_Short task_
Look through the data below. Collect every line where the word "След" occurs.

_Material provided_
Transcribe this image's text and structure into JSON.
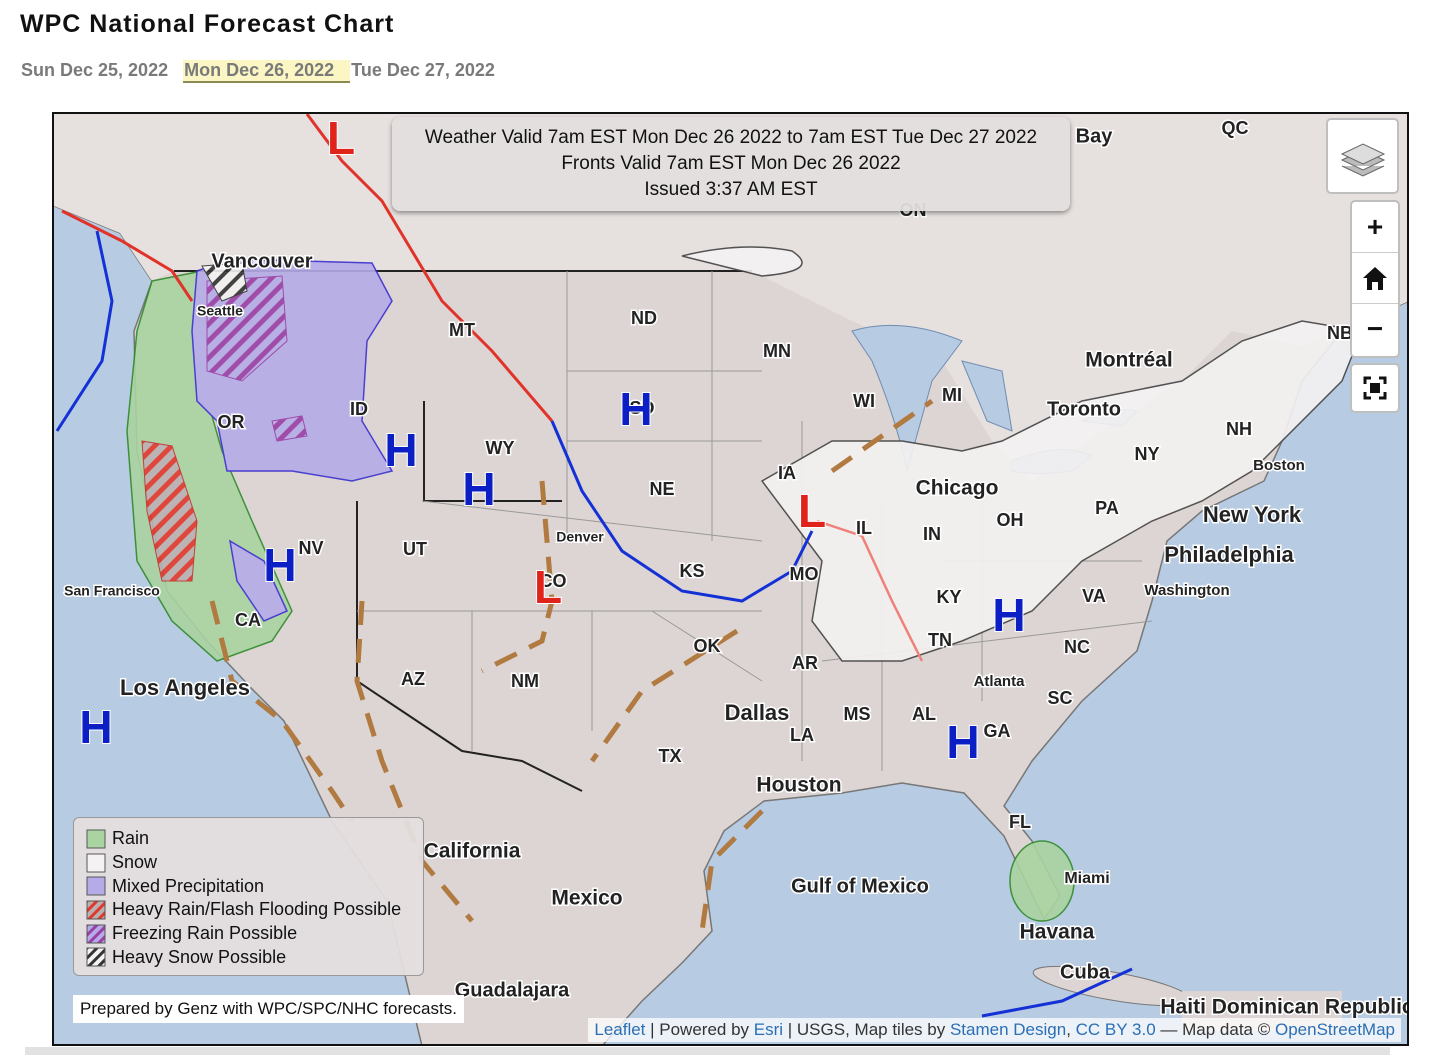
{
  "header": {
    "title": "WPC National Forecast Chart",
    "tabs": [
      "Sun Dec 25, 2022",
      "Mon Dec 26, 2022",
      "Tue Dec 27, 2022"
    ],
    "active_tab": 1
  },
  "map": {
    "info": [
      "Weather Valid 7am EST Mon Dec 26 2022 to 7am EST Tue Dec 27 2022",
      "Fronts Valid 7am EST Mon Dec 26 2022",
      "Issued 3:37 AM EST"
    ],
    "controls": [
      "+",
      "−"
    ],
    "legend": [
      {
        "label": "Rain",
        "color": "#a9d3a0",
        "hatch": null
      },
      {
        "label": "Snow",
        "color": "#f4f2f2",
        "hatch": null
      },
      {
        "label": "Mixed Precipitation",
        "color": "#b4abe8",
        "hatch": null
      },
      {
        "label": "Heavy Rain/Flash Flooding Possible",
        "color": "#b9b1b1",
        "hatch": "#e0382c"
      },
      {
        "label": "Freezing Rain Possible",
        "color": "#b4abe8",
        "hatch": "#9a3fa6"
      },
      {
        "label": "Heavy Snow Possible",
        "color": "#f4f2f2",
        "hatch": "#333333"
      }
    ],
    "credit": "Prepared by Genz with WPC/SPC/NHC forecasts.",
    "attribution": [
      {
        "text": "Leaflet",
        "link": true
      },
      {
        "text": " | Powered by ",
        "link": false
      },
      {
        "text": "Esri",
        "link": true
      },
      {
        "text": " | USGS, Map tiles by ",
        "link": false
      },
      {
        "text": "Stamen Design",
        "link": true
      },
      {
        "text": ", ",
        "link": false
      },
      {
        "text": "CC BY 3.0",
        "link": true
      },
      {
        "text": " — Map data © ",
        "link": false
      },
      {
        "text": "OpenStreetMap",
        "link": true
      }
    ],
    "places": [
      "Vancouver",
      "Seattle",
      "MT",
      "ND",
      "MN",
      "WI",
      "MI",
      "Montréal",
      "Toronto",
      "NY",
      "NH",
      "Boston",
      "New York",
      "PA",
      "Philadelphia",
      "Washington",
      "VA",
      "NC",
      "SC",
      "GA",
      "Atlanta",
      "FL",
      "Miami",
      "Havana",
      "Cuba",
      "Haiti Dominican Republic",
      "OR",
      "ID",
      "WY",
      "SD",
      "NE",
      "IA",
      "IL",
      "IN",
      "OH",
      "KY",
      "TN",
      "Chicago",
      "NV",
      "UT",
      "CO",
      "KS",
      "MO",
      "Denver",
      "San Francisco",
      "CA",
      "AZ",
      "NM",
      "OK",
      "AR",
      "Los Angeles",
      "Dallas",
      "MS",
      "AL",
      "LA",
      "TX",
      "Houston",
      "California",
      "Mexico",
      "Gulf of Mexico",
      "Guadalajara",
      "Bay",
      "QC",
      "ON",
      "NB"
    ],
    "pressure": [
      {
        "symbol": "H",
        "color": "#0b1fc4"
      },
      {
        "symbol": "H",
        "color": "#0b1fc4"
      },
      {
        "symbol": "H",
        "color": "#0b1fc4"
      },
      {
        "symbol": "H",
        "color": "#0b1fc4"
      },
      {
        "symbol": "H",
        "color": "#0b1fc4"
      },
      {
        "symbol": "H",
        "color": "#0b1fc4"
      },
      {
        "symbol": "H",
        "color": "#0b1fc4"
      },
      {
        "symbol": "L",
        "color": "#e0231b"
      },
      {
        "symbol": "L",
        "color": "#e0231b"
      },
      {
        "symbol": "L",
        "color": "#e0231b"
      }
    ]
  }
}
...
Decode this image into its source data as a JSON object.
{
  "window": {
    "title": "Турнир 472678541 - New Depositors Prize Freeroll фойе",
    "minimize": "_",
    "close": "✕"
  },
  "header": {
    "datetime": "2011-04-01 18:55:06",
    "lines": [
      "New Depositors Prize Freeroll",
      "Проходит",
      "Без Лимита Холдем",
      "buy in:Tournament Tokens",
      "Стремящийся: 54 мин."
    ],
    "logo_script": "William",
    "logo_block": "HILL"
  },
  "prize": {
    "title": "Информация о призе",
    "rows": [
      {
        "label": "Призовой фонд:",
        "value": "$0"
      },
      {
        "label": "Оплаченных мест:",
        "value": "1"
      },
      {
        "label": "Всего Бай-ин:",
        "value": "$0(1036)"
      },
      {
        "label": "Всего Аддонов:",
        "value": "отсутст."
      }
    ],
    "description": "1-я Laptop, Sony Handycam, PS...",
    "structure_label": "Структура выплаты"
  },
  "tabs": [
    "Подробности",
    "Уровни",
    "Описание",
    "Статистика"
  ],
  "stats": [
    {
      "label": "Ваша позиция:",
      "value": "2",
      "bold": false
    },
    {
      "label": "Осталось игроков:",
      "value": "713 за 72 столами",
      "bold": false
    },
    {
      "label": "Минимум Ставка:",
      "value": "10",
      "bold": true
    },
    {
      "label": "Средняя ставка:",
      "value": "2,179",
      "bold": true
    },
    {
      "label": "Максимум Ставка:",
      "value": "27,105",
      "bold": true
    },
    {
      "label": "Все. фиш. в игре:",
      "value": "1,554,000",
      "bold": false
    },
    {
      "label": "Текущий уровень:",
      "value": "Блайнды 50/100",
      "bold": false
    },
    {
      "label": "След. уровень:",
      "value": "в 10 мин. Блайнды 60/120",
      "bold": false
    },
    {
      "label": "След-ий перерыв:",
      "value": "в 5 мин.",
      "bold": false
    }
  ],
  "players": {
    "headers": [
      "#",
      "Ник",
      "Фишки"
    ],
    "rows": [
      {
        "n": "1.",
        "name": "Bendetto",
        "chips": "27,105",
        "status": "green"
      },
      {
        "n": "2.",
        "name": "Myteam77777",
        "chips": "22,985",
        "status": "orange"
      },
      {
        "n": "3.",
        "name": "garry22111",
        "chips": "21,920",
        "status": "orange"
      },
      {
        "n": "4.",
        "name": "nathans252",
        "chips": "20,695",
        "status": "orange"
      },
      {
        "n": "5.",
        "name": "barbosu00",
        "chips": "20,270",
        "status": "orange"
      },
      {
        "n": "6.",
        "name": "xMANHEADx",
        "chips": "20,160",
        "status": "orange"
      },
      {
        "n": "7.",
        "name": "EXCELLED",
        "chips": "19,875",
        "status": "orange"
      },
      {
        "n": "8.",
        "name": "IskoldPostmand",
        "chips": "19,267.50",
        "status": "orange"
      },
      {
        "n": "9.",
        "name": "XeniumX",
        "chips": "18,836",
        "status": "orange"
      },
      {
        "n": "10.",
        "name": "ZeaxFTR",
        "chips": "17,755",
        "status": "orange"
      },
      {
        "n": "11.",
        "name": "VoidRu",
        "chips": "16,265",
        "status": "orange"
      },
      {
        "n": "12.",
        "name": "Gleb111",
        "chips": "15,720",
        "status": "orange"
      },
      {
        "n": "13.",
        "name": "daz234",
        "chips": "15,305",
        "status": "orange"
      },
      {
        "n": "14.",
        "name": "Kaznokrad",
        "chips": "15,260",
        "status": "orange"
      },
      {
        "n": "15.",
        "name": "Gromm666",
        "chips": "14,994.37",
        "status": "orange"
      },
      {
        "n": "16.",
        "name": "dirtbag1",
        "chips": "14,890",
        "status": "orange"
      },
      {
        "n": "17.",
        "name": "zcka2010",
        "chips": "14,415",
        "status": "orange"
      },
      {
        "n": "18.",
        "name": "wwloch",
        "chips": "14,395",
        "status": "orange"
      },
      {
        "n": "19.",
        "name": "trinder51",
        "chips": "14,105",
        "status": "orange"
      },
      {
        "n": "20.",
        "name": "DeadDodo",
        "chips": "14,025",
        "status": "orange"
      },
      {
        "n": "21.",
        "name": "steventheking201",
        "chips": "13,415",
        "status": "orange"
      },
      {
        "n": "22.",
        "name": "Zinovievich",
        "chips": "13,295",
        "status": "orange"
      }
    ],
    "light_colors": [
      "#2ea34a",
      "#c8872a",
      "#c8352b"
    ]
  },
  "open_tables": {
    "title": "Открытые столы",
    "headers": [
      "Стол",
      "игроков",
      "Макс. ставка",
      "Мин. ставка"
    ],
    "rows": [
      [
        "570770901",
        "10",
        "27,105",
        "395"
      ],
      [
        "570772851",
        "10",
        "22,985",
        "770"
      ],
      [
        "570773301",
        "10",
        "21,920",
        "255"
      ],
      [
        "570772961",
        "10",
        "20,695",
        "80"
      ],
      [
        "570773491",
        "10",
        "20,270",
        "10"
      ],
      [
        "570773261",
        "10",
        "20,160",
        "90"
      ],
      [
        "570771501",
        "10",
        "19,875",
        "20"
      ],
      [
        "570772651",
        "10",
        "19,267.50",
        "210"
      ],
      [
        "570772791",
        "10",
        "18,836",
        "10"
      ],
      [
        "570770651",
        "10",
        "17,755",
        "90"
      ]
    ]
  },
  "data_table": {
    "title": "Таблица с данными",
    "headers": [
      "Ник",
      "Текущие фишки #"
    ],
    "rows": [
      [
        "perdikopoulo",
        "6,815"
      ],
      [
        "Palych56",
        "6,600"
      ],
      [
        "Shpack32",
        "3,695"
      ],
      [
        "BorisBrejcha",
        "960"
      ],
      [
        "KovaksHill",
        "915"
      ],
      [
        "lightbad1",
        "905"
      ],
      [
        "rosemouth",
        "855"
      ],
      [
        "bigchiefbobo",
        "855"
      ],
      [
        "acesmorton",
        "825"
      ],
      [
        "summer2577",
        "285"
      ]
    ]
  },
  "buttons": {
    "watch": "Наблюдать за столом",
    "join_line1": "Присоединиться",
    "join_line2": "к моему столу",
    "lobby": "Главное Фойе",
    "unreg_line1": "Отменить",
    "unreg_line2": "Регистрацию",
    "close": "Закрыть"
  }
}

_Solution to the problem_
      "label": "След. уровень:",
      "label": "След-ий перерыв:",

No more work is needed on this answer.